__REQUEST__. Find each line holding the word "Önce" and give the number of such lines, nothing else.

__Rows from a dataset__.
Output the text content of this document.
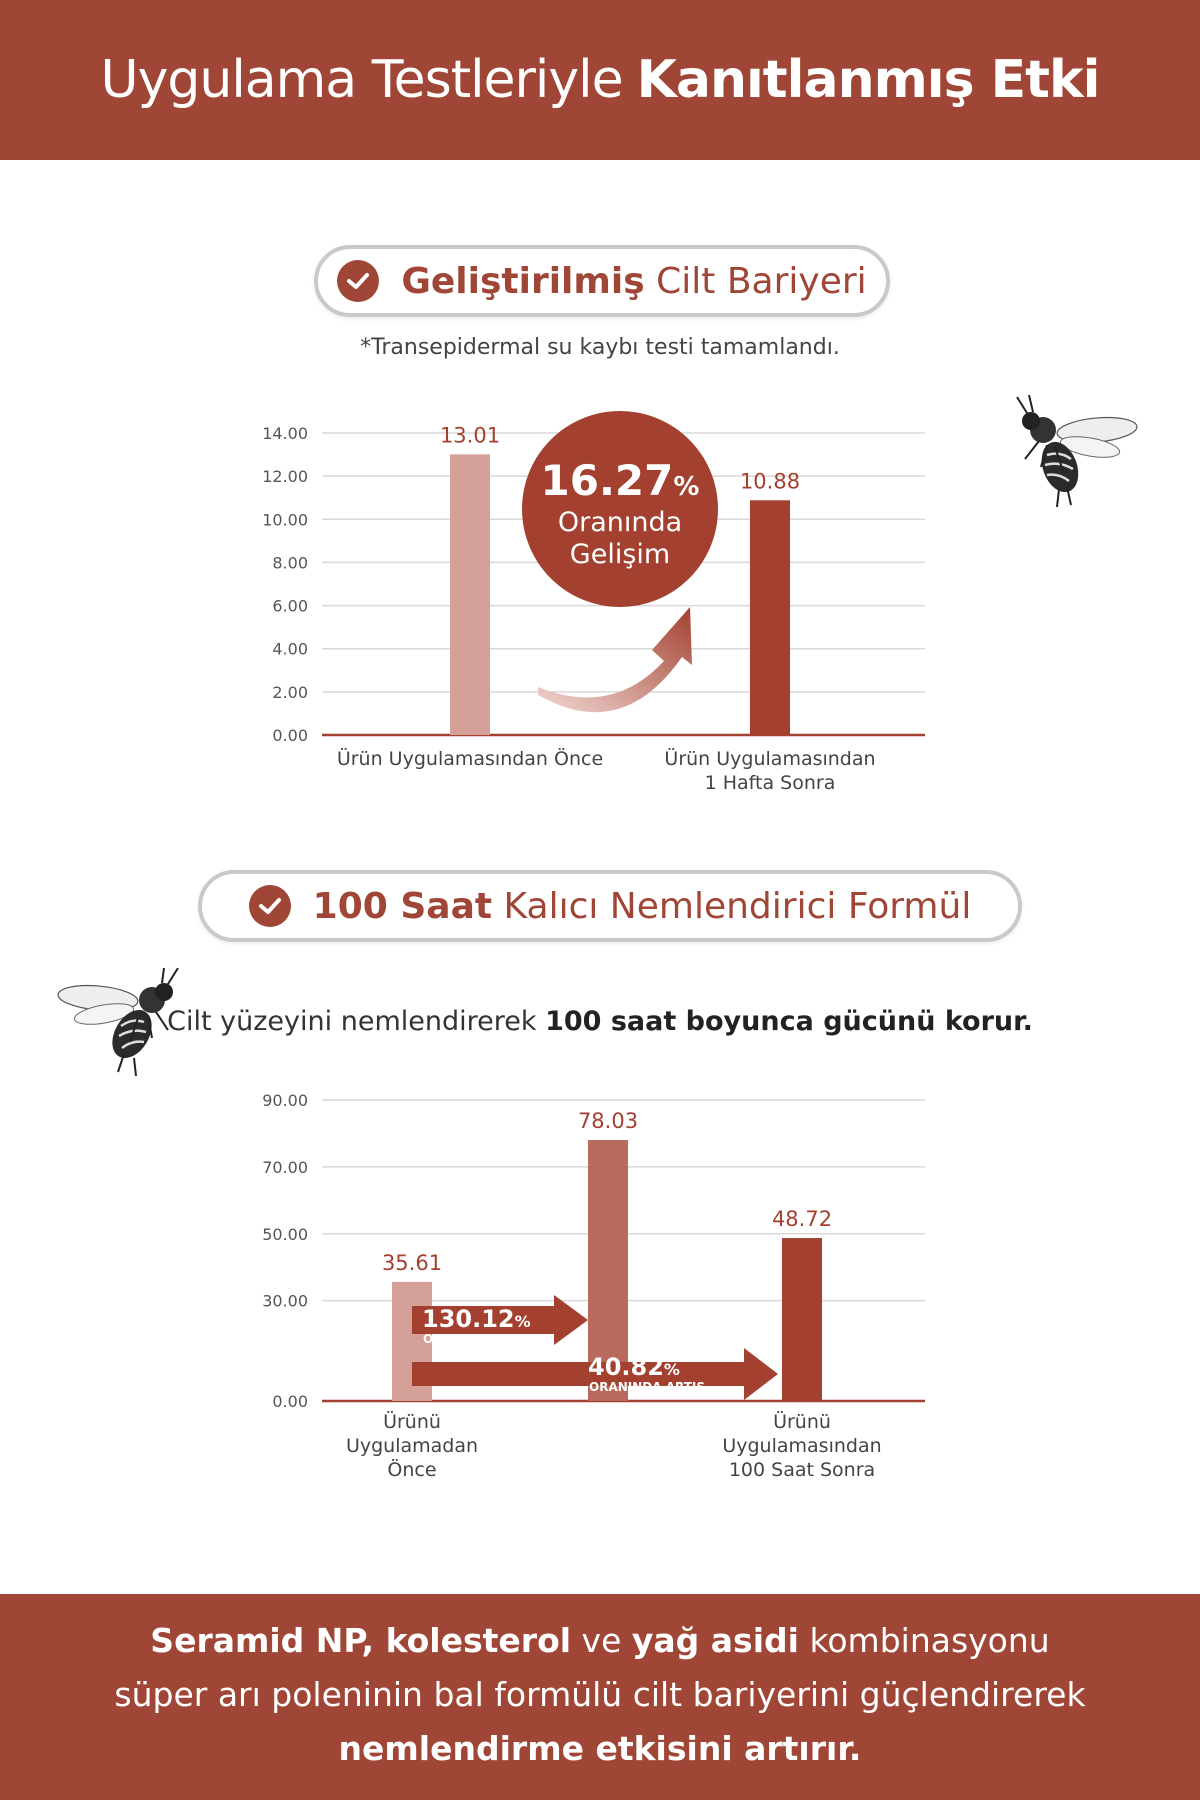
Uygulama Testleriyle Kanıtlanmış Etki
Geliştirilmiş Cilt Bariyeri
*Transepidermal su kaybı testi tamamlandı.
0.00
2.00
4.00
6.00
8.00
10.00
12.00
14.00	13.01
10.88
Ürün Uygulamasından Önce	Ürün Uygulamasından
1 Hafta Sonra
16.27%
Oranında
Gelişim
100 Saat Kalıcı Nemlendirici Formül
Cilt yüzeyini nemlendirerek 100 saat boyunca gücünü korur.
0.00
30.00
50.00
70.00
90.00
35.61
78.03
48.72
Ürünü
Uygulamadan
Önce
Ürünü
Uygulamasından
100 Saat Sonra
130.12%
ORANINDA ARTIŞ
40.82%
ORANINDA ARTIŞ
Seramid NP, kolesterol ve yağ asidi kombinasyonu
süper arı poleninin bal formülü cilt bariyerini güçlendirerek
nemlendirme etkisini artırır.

__THE ANSWER__. 2